Gather every line of the entries that includes the word "data".

══════════

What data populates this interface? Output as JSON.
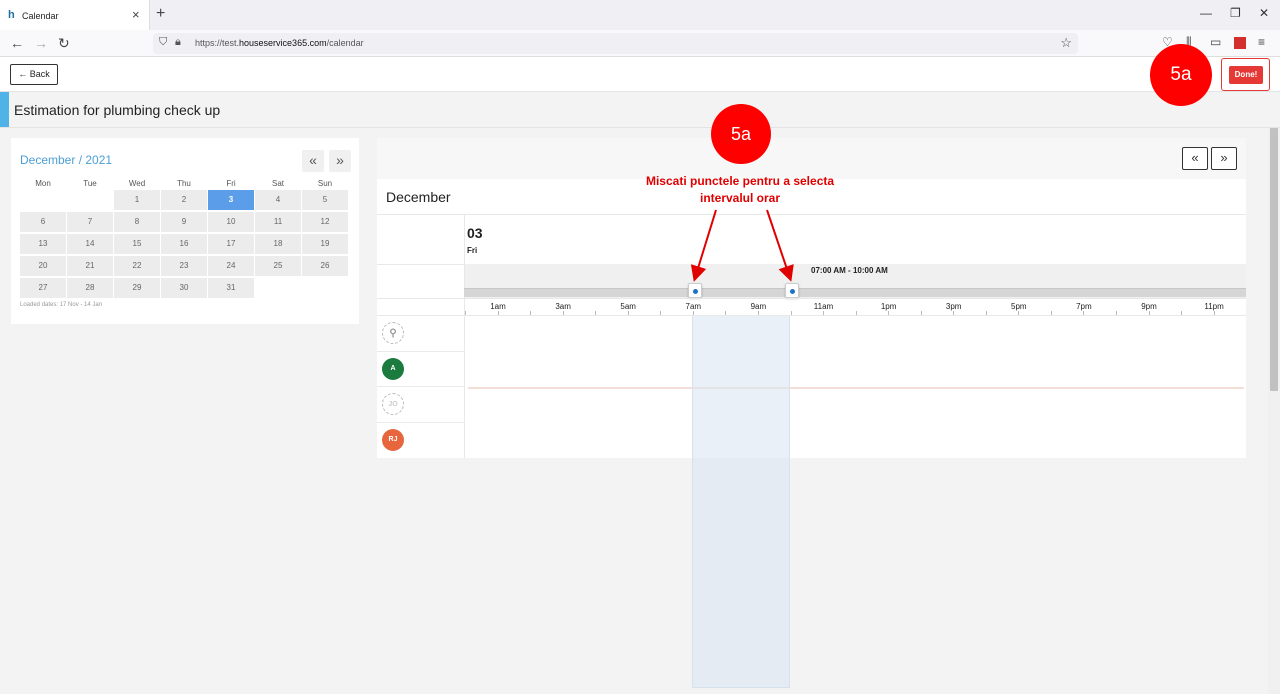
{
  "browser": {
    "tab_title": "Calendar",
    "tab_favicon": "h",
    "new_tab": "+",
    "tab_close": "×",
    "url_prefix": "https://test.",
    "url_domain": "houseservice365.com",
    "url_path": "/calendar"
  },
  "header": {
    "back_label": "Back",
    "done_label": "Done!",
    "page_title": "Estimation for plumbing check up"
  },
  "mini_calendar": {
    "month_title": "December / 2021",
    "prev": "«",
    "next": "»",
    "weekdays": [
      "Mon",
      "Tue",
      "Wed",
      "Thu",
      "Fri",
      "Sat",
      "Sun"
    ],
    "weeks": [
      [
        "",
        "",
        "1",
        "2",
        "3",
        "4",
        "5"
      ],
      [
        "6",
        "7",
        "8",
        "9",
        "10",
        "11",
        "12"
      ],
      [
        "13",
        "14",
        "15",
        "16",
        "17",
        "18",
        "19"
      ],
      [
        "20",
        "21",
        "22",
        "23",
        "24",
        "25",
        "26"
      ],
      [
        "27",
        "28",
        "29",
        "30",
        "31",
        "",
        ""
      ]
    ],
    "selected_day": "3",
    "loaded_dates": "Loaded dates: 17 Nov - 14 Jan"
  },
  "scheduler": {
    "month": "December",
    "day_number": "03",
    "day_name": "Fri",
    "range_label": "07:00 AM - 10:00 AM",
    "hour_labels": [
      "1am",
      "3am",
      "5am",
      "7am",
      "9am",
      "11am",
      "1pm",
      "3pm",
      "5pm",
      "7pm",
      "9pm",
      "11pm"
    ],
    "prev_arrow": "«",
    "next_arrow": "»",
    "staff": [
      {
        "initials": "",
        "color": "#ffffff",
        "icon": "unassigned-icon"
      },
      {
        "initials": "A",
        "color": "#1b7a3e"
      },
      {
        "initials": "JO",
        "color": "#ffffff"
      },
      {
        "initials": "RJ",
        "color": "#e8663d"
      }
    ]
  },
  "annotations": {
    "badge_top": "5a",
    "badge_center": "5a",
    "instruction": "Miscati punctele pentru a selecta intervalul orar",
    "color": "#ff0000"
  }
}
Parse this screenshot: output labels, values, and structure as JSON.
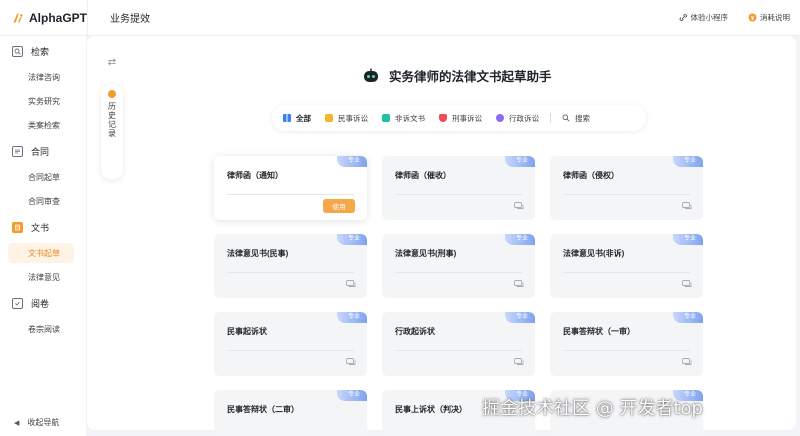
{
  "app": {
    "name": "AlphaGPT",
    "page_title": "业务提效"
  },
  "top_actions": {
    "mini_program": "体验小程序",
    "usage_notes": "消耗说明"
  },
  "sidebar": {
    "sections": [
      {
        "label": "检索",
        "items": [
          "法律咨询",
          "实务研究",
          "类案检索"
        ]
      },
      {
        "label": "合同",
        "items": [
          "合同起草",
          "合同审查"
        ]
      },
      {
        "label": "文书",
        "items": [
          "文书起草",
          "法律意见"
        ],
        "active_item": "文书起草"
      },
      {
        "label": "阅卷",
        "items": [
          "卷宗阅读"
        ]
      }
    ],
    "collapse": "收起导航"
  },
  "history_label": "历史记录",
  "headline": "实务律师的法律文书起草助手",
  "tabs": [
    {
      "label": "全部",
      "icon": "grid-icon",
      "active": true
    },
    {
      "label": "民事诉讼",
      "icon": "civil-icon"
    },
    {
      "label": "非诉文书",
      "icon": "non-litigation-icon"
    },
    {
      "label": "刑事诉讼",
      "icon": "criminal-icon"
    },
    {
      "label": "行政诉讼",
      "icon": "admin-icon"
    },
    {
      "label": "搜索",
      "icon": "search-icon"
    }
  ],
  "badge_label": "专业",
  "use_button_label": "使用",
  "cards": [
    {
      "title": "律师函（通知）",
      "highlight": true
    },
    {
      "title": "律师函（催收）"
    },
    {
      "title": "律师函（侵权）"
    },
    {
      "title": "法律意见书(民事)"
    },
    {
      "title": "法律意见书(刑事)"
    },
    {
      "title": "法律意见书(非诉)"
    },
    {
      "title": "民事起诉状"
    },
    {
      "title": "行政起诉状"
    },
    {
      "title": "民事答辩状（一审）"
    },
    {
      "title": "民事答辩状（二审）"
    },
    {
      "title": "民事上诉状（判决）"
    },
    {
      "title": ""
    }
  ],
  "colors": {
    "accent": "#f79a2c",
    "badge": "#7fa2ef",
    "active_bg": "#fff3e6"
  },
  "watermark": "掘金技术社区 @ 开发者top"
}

══════════

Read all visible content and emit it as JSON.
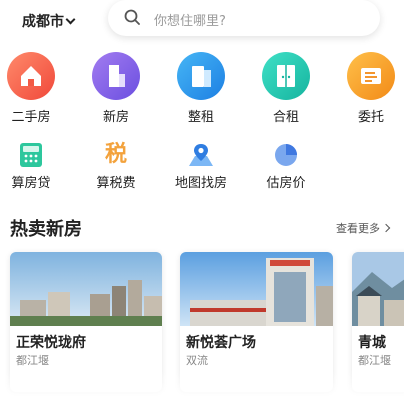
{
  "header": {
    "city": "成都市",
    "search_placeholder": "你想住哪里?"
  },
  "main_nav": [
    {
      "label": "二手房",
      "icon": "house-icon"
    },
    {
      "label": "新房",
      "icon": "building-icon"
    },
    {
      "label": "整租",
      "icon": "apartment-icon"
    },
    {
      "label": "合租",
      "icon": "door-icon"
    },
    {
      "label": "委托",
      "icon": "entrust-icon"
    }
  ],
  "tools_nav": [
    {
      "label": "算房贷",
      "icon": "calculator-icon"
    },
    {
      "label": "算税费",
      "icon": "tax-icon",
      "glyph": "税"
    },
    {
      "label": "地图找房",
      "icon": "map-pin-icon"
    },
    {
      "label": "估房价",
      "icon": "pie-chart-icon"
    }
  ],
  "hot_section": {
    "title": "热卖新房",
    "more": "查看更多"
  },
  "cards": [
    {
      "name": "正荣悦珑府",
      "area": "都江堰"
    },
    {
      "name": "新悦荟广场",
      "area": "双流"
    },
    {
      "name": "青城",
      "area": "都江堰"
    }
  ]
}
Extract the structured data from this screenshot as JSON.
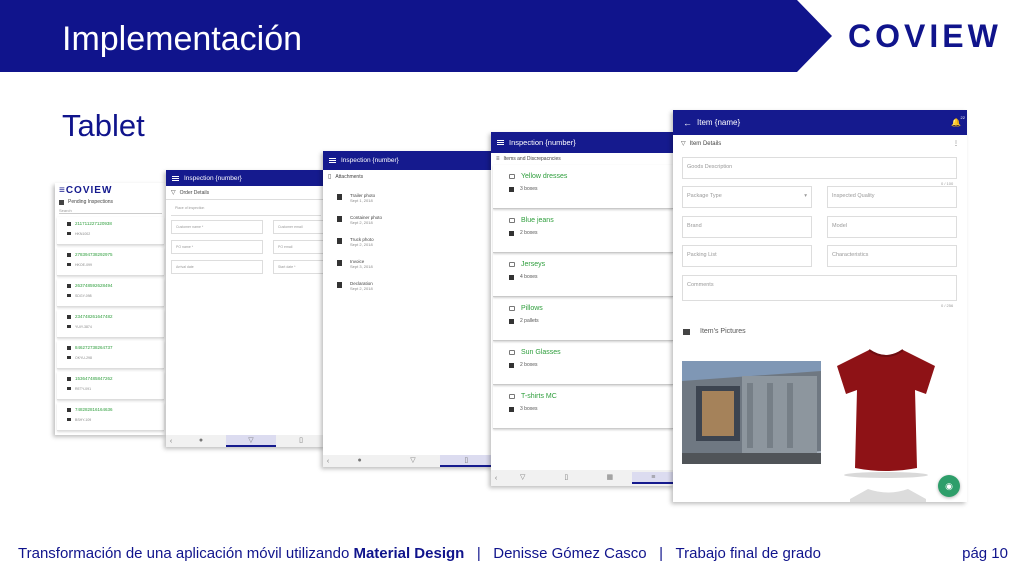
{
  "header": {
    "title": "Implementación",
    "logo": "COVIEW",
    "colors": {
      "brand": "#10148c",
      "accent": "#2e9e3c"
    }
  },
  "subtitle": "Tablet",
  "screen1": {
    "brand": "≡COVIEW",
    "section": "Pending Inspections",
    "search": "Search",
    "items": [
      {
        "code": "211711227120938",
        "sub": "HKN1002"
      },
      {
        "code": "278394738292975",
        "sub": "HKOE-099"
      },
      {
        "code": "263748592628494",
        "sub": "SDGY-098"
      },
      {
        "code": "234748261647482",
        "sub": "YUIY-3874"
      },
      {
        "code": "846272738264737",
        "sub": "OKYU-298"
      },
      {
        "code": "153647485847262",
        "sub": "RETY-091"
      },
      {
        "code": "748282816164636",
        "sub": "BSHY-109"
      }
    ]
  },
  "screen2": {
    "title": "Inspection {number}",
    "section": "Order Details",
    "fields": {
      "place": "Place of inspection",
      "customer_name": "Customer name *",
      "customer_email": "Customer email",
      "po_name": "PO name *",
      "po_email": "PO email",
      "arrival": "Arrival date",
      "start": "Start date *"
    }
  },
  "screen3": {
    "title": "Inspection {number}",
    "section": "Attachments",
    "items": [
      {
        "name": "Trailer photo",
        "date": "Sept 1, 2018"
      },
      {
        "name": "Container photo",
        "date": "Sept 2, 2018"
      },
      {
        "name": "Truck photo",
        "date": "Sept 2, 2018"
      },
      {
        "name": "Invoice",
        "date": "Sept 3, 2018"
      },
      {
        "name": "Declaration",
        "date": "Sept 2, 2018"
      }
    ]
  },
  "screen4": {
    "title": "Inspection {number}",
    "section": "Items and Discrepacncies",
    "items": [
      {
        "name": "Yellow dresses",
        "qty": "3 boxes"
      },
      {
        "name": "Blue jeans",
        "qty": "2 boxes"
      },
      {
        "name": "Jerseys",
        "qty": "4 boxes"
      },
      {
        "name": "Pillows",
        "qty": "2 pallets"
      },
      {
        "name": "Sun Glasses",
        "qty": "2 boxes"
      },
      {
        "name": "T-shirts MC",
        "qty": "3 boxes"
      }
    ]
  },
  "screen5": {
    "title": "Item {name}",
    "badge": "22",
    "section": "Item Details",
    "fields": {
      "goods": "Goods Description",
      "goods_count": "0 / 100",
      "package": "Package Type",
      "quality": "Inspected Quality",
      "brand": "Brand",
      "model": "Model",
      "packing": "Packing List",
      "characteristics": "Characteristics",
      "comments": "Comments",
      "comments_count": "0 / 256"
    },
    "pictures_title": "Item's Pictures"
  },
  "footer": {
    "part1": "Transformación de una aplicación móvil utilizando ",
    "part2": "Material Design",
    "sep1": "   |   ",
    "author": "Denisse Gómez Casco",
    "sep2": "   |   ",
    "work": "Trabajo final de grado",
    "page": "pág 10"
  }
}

══════════

(Reply to the exercise):
What data populates this interface? Output as JSON.
Extract the structured data from this screenshot as JSON.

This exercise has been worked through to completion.